TASK TO COMPLETE:
Tally the lines of the records that contain the string "name" and give only the number.

INPUT DATA:
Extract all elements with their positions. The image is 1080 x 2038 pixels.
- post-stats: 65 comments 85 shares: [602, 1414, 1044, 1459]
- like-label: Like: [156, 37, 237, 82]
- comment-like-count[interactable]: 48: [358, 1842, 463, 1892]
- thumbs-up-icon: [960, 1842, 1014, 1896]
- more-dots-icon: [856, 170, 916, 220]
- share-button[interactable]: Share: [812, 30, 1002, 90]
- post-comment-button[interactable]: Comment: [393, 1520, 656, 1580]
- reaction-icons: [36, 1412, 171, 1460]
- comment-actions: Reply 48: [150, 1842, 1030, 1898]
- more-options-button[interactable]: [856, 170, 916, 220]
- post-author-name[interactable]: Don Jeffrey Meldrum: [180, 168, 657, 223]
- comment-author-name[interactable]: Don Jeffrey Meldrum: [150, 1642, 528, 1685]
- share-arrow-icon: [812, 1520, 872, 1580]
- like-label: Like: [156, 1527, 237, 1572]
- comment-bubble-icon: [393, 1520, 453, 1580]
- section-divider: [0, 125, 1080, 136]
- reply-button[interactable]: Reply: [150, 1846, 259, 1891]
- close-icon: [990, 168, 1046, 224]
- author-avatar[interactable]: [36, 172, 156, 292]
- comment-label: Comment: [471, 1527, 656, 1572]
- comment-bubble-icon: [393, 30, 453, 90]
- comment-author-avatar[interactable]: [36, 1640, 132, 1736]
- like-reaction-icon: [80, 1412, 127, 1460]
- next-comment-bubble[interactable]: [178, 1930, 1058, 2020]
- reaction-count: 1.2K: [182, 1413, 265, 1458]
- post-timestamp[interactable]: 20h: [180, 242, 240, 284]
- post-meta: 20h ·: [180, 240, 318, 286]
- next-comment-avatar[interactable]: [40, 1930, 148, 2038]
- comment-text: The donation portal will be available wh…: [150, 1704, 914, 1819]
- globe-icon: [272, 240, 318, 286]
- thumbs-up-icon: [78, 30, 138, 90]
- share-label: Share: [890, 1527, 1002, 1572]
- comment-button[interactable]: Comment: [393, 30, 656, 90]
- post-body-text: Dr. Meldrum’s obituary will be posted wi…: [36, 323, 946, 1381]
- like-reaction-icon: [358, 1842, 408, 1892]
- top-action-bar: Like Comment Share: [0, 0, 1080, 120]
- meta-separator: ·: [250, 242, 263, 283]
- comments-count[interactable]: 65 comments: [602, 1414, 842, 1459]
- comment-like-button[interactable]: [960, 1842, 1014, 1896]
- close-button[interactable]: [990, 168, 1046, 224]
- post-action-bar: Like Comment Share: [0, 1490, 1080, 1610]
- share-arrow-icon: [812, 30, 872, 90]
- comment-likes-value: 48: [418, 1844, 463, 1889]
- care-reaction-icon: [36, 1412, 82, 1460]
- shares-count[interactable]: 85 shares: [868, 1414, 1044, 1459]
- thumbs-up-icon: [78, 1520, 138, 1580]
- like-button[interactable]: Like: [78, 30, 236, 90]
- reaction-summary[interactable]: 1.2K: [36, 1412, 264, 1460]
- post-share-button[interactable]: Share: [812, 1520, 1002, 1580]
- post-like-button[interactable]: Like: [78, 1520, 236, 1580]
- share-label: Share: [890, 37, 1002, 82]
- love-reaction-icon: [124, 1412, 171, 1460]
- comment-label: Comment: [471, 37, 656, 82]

SOLUTION FOR THIS TASK:
2